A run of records
##############################
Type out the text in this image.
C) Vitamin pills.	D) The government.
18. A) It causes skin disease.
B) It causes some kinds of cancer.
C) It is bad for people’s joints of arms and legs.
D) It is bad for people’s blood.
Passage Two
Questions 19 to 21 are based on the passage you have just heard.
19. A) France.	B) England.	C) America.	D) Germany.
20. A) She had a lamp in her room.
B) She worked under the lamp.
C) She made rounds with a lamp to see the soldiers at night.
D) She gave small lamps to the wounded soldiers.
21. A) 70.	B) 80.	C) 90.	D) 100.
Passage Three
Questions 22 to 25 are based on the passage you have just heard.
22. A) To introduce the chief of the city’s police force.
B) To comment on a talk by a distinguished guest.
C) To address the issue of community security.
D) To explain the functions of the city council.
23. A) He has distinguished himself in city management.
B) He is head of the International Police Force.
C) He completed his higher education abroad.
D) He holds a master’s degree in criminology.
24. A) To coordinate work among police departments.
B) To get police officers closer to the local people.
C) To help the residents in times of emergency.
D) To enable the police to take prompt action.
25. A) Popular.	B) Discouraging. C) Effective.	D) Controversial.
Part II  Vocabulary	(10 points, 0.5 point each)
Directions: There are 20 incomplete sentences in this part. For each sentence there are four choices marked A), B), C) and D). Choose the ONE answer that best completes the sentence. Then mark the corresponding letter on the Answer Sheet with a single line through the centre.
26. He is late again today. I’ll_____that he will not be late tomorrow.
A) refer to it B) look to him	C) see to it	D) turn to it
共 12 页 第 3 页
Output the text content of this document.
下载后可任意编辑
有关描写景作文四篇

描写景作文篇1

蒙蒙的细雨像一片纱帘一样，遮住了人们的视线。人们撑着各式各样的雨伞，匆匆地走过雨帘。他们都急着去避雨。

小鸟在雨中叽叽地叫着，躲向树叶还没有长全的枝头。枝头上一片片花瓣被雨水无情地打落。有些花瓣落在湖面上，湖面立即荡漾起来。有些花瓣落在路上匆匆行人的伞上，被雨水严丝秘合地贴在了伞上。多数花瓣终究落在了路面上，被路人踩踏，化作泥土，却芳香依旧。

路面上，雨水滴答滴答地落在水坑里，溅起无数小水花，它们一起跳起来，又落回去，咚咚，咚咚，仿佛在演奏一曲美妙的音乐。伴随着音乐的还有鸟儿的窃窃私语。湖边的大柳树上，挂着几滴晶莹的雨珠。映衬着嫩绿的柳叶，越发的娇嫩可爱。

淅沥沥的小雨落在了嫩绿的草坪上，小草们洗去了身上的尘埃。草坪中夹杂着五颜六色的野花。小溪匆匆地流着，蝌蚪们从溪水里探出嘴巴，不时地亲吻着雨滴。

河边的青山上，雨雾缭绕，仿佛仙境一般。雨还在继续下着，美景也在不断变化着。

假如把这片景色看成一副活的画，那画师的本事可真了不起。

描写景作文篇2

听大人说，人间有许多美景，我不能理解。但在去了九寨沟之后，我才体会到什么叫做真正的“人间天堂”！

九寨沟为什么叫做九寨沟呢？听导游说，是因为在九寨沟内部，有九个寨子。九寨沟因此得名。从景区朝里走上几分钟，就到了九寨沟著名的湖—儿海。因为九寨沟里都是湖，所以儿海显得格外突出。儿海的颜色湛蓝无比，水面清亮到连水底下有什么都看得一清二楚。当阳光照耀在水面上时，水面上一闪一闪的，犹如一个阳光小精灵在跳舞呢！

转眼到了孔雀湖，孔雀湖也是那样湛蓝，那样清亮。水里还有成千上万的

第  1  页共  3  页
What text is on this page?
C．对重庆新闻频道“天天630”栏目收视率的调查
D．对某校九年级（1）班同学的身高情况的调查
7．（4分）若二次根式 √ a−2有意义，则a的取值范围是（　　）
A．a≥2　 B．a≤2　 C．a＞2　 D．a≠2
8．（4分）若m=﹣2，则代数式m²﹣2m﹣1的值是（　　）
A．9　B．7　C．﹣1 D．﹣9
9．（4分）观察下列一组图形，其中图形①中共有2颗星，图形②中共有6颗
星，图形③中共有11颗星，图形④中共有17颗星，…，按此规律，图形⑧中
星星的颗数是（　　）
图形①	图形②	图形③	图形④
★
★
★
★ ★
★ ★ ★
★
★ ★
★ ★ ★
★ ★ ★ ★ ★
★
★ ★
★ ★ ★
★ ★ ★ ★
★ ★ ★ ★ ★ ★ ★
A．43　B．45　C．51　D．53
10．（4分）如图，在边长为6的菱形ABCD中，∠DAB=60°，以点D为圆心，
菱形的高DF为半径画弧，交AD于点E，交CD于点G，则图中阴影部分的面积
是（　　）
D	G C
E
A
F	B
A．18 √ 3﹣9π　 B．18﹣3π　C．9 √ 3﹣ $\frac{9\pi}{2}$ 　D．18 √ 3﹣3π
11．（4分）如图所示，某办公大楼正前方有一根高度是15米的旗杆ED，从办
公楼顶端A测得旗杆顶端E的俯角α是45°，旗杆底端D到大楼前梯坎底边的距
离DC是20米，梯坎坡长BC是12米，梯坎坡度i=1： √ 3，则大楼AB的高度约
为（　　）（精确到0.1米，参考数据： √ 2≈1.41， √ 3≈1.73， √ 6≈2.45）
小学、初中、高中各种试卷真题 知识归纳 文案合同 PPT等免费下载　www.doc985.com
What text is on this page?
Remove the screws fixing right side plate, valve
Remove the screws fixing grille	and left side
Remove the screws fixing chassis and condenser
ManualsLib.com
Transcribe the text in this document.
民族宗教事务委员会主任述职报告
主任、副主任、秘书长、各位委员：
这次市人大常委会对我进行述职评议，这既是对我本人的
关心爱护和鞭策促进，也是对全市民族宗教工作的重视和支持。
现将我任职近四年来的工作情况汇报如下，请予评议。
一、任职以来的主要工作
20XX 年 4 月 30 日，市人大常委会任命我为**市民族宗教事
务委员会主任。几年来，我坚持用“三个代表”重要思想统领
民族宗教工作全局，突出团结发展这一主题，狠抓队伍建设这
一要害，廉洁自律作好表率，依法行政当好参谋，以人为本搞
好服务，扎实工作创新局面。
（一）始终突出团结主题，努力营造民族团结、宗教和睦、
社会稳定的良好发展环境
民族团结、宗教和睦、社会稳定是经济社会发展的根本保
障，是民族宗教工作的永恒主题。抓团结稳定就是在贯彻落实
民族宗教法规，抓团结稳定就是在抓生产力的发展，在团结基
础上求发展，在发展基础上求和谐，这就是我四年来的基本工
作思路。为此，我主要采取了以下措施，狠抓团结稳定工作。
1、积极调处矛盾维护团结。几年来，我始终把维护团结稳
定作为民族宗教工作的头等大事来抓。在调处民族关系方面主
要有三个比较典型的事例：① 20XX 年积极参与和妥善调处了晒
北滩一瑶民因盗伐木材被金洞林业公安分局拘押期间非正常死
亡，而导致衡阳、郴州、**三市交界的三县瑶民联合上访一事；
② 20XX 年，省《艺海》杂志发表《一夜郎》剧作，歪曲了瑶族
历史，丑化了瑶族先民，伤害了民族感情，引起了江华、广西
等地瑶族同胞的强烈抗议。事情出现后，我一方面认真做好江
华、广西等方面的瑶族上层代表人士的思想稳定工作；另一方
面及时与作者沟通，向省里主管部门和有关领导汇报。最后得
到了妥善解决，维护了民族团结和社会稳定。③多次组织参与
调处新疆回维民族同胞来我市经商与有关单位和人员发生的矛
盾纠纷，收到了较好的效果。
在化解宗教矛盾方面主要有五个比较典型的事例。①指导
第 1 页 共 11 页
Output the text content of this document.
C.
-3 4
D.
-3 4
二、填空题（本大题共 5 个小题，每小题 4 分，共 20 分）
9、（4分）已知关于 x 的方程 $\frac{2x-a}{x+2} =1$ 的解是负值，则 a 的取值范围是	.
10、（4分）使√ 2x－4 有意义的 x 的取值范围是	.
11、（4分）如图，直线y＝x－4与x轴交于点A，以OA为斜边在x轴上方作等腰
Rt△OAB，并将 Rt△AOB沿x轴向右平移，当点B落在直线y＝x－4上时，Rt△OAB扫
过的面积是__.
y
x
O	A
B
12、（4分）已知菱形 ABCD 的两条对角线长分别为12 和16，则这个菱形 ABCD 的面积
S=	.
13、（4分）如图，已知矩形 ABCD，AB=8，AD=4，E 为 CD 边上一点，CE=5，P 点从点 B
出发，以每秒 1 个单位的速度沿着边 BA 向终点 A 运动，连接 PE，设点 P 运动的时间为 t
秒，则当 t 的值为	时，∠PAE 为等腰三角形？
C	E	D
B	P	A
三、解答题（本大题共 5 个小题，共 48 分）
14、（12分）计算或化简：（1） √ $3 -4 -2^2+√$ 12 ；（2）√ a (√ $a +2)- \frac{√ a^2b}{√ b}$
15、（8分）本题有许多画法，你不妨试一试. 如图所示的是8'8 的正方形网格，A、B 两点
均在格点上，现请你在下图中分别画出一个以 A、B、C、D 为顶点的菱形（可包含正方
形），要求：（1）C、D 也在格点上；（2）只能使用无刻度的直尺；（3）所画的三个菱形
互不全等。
##############################
Locate the string "fixing" in the listing above and copy every line where it occurs.

• ANSWER:
Remove the screws fixing right side plate, valve
Remove the screws fixing grille	and left side
Remove the screws fixing chassis and condenser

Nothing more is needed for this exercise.